--- BEGIN Rows ---

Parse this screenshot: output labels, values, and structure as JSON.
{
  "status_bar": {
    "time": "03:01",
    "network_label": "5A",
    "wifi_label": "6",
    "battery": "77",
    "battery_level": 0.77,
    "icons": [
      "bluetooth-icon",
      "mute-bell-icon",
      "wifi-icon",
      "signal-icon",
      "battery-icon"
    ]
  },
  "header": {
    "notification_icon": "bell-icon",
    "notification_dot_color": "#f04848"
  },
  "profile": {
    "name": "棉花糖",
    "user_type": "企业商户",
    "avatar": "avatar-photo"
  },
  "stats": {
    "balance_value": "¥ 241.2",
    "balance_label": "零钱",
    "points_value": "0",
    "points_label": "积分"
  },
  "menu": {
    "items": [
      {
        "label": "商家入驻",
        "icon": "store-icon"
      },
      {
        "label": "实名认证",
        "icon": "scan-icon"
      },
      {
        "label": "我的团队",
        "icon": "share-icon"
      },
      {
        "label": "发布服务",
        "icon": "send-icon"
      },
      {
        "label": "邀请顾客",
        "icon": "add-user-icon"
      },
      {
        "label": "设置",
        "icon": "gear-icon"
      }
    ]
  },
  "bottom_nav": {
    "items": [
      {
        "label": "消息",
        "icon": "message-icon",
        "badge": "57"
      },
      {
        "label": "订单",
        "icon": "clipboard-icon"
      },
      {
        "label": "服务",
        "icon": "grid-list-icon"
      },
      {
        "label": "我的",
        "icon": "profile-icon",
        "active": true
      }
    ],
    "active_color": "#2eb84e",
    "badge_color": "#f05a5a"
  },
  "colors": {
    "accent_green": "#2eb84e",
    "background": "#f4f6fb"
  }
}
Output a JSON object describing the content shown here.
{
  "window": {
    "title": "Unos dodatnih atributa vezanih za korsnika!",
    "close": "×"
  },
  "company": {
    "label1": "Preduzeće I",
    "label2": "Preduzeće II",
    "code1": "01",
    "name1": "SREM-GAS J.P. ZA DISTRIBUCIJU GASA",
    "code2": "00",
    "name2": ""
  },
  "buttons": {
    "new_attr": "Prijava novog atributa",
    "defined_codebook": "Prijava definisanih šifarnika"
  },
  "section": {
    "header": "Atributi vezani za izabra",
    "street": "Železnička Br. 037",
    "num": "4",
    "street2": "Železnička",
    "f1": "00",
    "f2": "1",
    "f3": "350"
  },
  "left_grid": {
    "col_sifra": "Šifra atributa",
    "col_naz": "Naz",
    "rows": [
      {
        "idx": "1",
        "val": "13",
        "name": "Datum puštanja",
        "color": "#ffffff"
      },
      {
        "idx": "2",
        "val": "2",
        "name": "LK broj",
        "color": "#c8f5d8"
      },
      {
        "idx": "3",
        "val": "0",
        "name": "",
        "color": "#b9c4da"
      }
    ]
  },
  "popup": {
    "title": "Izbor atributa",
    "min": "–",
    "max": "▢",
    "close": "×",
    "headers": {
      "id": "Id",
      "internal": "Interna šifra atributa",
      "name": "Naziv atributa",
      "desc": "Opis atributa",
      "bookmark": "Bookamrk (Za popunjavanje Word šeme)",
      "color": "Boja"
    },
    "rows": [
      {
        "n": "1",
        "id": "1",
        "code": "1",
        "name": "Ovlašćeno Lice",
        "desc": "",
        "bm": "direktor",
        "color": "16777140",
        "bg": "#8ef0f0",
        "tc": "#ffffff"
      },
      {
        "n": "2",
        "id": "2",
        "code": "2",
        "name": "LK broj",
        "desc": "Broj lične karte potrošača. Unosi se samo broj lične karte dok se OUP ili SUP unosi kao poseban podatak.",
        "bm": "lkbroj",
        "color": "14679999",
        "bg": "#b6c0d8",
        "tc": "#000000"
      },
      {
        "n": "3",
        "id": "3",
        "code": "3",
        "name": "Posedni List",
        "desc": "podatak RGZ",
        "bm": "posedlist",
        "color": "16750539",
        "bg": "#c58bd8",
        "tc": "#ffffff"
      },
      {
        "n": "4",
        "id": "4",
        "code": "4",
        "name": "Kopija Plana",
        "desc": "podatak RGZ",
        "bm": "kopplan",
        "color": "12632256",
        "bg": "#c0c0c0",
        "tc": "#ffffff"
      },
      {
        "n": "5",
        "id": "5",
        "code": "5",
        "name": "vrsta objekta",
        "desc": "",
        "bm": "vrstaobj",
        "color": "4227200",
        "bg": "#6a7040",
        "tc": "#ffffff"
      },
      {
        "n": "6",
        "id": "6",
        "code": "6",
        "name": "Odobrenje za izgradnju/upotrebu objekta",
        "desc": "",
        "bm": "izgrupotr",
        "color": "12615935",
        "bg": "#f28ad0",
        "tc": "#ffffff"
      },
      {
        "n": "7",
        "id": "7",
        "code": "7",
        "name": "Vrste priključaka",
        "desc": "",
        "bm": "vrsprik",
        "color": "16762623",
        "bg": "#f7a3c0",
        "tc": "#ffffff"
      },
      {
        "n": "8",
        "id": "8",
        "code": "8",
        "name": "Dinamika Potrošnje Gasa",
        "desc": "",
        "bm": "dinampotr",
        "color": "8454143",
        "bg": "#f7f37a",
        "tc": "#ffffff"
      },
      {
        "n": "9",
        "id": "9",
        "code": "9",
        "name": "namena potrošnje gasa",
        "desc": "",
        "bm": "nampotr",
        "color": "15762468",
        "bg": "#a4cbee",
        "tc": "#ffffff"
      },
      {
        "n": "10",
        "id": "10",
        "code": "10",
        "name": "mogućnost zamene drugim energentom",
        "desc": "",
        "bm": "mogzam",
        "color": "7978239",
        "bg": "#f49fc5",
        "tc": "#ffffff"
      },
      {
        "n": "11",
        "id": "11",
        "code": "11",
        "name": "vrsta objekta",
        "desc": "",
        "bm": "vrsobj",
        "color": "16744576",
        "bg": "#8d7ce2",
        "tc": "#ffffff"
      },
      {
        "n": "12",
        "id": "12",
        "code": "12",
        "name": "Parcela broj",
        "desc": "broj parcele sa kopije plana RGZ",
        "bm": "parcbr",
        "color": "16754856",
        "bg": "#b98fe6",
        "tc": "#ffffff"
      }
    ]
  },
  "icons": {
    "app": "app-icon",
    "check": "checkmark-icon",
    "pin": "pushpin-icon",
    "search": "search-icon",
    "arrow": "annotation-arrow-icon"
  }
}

--- END Rows ---
--- BEGIN Rows ---

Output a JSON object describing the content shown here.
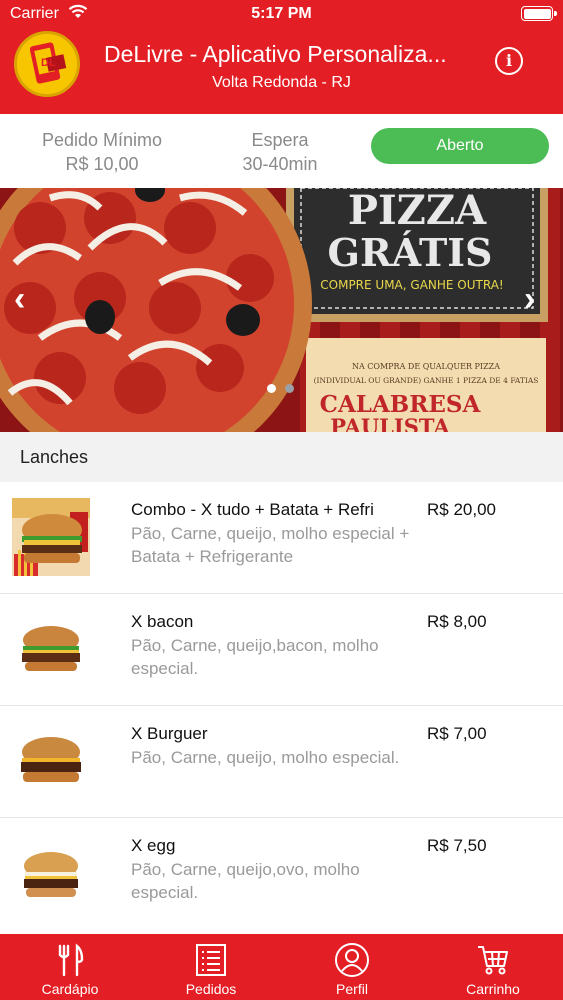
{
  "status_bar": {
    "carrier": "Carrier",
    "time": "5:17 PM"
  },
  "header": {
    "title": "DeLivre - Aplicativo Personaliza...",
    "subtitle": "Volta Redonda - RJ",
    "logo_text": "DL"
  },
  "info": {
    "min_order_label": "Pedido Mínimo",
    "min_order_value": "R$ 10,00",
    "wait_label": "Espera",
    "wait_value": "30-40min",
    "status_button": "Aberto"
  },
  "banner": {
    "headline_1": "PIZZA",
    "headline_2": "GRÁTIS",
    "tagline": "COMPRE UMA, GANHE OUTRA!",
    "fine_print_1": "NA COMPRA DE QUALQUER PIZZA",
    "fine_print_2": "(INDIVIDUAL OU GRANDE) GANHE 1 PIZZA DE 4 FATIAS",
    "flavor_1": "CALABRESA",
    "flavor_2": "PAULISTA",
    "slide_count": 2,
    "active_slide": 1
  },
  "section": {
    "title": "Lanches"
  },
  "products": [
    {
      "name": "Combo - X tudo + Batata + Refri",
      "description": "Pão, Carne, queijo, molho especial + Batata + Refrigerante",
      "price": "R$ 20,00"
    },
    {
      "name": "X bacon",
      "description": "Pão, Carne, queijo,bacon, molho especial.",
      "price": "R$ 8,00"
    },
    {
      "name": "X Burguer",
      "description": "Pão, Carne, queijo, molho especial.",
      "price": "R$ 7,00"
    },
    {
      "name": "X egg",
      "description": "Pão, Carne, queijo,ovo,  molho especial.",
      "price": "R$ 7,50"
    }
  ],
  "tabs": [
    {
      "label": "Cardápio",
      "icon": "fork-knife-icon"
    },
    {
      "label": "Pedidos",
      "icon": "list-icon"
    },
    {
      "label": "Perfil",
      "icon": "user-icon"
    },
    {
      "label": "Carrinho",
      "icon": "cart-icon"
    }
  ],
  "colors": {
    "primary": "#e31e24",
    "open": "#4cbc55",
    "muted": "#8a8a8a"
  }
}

--- END Rows ---
--- BEGIN Rows ---

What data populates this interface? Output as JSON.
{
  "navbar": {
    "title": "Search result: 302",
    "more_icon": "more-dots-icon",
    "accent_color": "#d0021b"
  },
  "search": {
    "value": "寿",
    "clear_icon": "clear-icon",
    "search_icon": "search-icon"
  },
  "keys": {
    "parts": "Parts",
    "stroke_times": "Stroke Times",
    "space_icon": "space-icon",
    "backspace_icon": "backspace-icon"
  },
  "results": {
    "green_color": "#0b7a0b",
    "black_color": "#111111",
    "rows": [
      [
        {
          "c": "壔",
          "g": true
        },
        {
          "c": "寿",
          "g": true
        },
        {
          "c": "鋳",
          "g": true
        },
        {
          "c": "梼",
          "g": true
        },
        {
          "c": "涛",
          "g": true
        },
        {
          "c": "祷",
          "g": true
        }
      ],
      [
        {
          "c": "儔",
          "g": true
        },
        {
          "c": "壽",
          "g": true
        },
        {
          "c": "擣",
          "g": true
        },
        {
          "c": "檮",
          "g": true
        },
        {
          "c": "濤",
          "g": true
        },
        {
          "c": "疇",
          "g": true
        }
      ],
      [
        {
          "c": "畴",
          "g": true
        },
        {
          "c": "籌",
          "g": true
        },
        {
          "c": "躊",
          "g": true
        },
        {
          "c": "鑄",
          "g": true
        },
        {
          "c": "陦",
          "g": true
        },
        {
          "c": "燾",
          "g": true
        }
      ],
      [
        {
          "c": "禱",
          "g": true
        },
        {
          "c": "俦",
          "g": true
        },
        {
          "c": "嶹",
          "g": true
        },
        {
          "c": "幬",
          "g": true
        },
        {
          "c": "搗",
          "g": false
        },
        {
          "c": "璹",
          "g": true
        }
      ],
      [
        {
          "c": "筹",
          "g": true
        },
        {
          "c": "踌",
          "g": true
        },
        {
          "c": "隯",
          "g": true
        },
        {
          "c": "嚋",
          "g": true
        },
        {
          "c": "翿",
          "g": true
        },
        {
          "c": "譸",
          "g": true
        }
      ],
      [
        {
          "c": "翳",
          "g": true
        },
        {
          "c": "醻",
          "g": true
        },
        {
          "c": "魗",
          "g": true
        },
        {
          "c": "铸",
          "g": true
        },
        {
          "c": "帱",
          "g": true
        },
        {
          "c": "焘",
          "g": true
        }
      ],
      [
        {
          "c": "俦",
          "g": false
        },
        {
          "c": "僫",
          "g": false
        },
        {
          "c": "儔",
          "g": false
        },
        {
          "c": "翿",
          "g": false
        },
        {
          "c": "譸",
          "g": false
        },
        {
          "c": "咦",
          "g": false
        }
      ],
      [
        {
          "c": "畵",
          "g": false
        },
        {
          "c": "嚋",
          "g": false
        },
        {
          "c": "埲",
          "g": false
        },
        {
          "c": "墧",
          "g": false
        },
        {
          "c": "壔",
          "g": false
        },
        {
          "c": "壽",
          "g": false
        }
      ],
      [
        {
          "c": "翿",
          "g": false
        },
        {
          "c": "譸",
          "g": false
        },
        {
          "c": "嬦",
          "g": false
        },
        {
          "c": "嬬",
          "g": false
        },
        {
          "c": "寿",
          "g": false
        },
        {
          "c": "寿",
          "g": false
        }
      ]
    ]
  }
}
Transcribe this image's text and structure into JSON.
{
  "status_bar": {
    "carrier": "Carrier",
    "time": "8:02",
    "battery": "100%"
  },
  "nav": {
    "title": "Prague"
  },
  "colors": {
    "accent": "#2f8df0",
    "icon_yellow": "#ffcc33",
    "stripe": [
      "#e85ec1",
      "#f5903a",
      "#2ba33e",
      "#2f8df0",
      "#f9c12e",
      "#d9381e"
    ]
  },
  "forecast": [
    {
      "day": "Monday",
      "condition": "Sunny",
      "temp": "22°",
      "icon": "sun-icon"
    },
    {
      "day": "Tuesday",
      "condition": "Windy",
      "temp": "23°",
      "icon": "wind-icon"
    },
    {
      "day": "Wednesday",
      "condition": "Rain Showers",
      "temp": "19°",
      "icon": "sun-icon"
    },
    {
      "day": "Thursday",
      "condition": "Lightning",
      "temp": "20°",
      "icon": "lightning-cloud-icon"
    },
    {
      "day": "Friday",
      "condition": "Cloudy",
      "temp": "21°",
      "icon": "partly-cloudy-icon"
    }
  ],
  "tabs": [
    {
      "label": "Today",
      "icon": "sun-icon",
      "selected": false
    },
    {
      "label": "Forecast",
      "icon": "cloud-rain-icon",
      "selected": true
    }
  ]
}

--- END Rows ---

■ **Problem to work on**
Scan the material above. Copy each line that holds the word "GANHE".

■ **Exercise answer**
    "tagline": "COMPRE UMA, GANHE OUTRA!",
    "fine_print_2": "(INDIVIDUAL OU GRANDE) GANHE 1 PIZZA DE 4 FATIAS",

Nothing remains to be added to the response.